Work to be completed:
Here are records with pictures in them. Copy all of them exactly and leave the pictures out.

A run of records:
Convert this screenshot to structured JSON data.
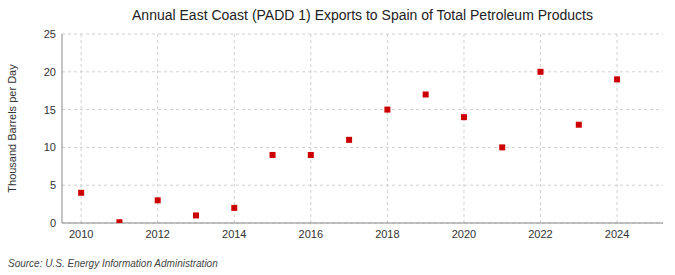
{
  "chart_data": {
    "type": "scatter",
    "title": "Annual East Coast (PADD 1) Exports to Spain of Total Petroleum Products",
    "ylabel": "Thousand Barrels per Day",
    "source": "Source: U.S. Energy Information Administration",
    "x": [
      2010,
      2011,
      2012,
      2013,
      2014,
      2015,
      2016,
      2017,
      2018,
      2019,
      2020,
      2021,
      2022,
      2023,
      2024
    ],
    "values": [
      4.0,
      0.1,
      3.0,
      1.0,
      2.0,
      9.0,
      9.0,
      11.0,
      15.0,
      17.0,
      14.0,
      10.0,
      20.0,
      13.0,
      19.0
    ],
    "color": "#cc0000",
    "marker": "square",
    "xlim": [
      2009.5,
      2025.2
    ],
    "ylim": [
      0,
      25
    ],
    "xticks": [
      2010,
      2012,
      2014,
      2016,
      2018,
      2020,
      2022,
      2024
    ],
    "yticks": [
      0,
      5,
      10,
      15,
      20,
      25
    ],
    "grid": true
  }
}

Answer to the problem:
Convert this screenshot to structured JSON data.
{
  "chart_data": {
    "type": "scatter",
    "title": "Annual East Coast (PADD 1) Exports to Spain of Total Petroleum Products",
    "ylabel": "Thousand Barrels per Day",
    "source": "Source: U.S. Energy Information Administration",
    "x": [
      2010,
      2011,
      2012,
      2013,
      2014,
      2015,
      2016,
      2017,
      2018,
      2019,
      2020,
      2021,
      2022,
      2023,
      2024
    ],
    "values": [
      4.0,
      0.1,
      3.0,
      1.0,
      2.0,
      9.0,
      9.0,
      11.0,
      15.0,
      17.0,
      14.0,
      10.0,
      20.0,
      13.0,
      19.0
    ],
    "color": "#cc0000",
    "marker": "square",
    "xlim": [
      2009.5,
      2025.2
    ],
    "ylim": [
      0,
      25
    ],
    "xticks": [
      2010,
      2012,
      2014,
      2016,
      2018,
      2020,
      2022,
      2024
    ],
    "yticks": [
      0,
      5,
      10,
      15,
      20,
      25
    ],
    "grid": true
  }
}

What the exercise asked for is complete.